Dataset records:
** START **
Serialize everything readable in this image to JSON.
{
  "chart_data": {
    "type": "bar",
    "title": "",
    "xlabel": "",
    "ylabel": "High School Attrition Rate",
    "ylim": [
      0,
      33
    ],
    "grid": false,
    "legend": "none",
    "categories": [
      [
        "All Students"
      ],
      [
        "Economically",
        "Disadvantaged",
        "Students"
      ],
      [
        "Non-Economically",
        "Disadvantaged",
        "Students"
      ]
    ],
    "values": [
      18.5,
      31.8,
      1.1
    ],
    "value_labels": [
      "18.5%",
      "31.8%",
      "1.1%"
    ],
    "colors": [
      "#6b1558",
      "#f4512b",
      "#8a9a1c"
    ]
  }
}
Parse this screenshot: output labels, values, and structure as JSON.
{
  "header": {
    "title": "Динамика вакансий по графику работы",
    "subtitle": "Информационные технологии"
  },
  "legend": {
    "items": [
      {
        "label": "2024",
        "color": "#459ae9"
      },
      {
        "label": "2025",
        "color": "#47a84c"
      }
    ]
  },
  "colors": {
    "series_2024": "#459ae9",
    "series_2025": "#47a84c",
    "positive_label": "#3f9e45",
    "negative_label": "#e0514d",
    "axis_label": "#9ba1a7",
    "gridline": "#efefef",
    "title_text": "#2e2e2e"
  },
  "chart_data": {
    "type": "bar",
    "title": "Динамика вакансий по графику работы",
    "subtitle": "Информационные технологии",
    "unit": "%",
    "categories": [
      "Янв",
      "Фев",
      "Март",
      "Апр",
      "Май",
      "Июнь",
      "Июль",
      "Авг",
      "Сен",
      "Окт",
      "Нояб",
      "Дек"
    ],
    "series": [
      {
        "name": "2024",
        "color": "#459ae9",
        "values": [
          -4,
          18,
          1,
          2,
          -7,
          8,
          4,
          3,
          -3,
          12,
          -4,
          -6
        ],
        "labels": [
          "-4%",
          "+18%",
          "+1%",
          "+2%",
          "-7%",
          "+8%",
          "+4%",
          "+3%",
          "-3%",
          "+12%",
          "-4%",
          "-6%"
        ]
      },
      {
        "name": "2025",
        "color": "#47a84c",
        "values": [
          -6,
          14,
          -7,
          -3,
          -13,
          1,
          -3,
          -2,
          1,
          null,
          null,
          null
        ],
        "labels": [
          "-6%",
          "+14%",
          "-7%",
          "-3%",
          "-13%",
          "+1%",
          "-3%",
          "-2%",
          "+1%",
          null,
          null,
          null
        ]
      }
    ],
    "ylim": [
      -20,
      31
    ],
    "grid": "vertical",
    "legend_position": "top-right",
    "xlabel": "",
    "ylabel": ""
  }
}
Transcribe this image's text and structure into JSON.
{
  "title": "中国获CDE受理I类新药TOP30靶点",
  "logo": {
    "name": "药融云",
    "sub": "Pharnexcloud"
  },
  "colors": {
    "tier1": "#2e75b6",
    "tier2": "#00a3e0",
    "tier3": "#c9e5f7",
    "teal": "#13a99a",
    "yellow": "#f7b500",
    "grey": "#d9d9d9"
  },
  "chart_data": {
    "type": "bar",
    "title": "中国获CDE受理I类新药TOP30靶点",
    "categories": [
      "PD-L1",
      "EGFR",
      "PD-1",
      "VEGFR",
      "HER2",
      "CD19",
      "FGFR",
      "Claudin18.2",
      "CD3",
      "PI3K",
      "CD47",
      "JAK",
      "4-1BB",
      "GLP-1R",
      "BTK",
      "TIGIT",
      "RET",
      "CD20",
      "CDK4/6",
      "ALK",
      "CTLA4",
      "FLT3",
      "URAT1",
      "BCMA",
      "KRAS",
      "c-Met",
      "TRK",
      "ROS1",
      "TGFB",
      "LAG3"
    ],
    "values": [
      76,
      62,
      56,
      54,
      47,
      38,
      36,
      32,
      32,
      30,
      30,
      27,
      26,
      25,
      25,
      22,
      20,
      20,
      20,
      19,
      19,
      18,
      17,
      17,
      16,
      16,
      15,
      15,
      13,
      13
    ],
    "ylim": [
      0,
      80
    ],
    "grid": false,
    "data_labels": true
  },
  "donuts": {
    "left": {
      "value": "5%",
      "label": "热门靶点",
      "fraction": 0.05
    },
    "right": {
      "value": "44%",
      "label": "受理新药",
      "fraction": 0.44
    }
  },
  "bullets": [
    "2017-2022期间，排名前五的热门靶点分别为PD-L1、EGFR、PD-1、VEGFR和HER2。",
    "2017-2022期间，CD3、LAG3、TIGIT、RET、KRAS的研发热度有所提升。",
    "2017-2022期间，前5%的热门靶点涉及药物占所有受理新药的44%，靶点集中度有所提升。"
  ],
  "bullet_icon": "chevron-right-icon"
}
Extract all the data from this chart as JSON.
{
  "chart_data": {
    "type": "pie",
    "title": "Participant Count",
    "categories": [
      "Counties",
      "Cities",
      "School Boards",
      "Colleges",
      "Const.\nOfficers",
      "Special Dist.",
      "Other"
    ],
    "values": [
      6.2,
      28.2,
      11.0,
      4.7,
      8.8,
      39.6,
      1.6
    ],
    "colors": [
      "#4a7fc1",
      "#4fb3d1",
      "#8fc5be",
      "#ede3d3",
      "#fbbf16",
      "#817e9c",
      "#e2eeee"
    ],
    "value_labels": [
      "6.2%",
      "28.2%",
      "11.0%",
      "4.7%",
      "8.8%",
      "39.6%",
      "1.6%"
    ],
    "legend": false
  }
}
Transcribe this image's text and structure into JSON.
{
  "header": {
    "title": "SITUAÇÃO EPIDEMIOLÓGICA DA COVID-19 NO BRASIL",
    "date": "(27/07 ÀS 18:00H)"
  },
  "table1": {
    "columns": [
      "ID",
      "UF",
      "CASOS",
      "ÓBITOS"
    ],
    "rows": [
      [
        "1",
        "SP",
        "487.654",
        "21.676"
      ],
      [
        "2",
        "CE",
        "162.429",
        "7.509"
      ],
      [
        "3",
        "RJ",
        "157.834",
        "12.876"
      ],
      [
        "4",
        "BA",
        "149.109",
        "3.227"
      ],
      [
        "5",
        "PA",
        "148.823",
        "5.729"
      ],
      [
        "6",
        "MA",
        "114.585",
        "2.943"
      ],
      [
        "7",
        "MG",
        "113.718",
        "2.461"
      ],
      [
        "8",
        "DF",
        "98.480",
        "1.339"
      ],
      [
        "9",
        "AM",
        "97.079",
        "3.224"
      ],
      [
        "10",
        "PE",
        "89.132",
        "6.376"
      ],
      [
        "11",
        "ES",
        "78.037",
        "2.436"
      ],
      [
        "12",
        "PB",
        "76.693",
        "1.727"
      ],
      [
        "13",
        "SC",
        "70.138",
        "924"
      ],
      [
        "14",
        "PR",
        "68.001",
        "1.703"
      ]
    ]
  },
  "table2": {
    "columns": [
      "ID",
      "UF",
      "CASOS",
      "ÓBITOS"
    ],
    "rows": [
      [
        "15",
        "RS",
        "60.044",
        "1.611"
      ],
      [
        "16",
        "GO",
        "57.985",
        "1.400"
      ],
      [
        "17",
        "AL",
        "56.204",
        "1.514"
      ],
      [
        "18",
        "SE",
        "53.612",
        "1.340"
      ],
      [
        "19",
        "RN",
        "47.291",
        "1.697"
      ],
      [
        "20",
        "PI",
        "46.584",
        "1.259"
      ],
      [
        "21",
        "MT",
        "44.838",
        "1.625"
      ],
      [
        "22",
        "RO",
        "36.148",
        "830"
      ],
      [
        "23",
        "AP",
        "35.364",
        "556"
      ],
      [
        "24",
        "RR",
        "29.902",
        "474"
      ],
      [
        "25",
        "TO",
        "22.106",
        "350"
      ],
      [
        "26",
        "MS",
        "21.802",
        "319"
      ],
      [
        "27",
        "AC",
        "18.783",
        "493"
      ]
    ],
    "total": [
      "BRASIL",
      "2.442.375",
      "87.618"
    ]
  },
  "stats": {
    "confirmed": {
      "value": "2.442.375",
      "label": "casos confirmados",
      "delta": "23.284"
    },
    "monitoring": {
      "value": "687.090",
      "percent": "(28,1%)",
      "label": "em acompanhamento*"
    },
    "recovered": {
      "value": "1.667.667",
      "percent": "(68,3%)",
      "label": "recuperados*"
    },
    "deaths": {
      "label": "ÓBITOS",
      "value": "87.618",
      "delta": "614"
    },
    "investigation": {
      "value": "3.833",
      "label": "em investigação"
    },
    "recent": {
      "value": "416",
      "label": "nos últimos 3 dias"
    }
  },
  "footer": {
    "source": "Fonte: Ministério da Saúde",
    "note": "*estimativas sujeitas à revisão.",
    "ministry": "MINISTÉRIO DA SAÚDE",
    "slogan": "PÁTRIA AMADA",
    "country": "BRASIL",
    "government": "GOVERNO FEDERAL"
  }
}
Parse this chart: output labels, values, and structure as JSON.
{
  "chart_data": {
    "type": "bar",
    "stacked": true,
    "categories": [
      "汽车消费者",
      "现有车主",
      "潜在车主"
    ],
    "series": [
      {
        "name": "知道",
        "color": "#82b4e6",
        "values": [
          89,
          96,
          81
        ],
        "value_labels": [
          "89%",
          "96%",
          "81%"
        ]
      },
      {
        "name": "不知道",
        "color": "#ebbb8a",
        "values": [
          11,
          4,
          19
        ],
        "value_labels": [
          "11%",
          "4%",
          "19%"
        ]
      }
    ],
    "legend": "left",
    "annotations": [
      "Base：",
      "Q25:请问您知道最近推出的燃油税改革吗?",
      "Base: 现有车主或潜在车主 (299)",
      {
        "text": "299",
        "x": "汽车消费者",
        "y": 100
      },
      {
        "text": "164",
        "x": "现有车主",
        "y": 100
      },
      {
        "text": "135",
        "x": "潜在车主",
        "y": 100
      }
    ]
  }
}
** END **
Give only the count of lines in this material that contain the string "TIGIT".

2